### [Records from a dataset]

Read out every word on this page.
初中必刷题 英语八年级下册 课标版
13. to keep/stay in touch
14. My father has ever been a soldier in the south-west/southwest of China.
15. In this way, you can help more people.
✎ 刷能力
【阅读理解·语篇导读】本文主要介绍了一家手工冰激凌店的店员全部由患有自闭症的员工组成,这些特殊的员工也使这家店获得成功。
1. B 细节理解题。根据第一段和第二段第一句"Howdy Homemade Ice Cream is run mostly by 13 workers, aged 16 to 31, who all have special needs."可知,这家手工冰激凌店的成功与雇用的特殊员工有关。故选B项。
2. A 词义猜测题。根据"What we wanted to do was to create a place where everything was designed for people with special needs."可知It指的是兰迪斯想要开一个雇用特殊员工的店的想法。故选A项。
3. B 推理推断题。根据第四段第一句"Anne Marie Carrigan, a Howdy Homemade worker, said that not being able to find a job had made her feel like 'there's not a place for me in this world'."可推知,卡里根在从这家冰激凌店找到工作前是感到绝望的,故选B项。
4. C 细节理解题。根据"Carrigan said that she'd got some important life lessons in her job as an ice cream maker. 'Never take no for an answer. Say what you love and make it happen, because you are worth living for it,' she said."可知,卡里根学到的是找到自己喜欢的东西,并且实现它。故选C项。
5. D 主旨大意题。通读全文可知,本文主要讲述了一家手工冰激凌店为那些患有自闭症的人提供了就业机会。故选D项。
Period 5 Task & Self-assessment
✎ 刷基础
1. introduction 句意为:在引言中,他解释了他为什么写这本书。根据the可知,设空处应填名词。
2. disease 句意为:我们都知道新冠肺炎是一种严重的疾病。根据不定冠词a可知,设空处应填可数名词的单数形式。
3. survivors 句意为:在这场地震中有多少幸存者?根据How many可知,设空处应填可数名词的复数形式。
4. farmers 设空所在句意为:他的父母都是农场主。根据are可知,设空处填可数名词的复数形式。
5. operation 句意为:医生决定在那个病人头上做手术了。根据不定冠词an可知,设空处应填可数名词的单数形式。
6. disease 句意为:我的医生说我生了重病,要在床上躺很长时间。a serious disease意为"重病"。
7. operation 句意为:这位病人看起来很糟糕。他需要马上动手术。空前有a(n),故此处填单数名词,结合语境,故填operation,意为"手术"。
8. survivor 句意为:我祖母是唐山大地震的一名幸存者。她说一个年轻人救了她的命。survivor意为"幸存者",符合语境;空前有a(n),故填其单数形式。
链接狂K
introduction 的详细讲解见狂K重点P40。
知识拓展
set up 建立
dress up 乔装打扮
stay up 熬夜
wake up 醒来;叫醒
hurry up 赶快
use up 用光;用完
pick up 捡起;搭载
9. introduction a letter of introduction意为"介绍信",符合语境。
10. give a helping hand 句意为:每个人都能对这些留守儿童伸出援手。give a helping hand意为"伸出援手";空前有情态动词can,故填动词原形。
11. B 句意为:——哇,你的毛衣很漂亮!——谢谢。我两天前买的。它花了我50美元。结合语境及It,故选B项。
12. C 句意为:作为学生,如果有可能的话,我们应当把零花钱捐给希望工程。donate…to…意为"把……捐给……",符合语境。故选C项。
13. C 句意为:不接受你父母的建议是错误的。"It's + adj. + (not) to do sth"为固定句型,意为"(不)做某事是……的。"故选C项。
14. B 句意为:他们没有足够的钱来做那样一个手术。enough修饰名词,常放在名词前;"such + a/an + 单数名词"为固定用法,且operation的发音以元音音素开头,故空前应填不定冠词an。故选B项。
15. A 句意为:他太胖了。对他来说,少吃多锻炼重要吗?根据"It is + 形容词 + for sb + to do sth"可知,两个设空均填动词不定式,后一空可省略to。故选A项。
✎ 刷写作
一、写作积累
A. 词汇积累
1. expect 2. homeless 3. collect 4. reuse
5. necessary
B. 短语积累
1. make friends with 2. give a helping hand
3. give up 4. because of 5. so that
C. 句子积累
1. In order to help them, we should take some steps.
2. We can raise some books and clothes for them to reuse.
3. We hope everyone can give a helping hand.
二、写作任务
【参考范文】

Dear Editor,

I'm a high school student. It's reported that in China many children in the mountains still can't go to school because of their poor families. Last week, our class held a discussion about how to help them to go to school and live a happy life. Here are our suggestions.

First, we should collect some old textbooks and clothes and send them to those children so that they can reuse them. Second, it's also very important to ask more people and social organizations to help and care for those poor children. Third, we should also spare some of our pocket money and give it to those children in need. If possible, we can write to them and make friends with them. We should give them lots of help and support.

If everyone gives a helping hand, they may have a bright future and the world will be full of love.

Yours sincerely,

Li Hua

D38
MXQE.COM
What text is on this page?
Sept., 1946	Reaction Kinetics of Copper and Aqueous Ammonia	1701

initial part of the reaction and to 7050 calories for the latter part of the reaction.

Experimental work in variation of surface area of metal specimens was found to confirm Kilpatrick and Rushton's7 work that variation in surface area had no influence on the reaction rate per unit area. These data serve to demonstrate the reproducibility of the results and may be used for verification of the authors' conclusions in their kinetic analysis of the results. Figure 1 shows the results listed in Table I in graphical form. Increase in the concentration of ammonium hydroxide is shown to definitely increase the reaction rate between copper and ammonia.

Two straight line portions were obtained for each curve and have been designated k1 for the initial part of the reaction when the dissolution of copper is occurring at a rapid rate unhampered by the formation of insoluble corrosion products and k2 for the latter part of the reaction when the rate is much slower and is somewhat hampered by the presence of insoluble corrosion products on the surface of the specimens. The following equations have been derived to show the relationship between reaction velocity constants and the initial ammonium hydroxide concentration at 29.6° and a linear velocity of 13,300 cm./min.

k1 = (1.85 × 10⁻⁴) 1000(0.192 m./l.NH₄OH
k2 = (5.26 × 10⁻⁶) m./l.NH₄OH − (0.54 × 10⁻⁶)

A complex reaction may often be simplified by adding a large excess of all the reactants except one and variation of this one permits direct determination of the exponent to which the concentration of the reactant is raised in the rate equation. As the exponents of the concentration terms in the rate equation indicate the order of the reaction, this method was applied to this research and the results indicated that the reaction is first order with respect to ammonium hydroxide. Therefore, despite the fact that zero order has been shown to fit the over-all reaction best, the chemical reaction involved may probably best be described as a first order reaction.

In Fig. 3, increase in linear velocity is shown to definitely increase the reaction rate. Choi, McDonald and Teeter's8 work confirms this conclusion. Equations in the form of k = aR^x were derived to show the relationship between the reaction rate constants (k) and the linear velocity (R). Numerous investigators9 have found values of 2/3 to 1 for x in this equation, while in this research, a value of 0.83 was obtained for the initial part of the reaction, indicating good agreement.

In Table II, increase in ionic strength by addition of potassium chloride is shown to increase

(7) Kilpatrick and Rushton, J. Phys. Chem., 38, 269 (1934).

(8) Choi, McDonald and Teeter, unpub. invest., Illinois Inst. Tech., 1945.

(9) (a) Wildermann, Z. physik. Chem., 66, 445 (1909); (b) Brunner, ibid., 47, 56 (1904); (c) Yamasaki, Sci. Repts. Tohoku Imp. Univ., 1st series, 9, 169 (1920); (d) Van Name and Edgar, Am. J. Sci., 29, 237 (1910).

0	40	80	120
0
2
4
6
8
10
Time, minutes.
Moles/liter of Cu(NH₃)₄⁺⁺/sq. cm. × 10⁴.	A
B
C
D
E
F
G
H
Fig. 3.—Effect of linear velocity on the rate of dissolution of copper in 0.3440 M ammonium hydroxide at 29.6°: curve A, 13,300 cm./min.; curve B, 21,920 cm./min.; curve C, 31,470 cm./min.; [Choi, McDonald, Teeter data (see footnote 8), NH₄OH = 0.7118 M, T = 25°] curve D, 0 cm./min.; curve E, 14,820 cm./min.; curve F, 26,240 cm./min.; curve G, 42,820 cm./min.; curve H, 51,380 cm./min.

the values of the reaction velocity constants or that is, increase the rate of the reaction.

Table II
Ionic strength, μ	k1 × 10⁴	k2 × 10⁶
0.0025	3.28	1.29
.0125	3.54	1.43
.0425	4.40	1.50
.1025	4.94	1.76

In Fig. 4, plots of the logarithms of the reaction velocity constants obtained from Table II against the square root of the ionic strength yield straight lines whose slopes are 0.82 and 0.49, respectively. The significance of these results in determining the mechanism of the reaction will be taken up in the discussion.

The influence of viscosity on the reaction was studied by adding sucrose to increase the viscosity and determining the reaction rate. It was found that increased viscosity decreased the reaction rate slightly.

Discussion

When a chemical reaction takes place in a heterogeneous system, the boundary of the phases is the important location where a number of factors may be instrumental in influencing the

### [What the task asks]
Take each line of the material that contains the word "definitely" and list it.

### [Task answer]
Experimental work in variation of surface area of metal specimens was found to confirm Kilpatrick and Rushton's7 work that variation in surface area had no influence on the reaction rate per unit area. These data serve to demonstrate the reproducibility of the results and may be used for verification of the authors' conclusions in their kinetic analysis of the results. Figure 1 shows the results listed in Table I in graphical form. Increase in the concentration of ammonium hydroxide is shown to definitely increase the reaction rate between copper and ammonia.
In Fig. 3, increase in linear velocity is shown to definitely increase the reaction rate. Choi, McDonald and Teeter's8 work confirms this conclusion. Equations in the form of k = aR^x were derived to show the relationship between the reaction rate constants (k) and the linear velocity (R). Numerous investigators9 have found values of 2/3 to 1 for x in this equation, while in this research, a value of 0.83 was obtained for the initial part of the reaction, indicating good agreement.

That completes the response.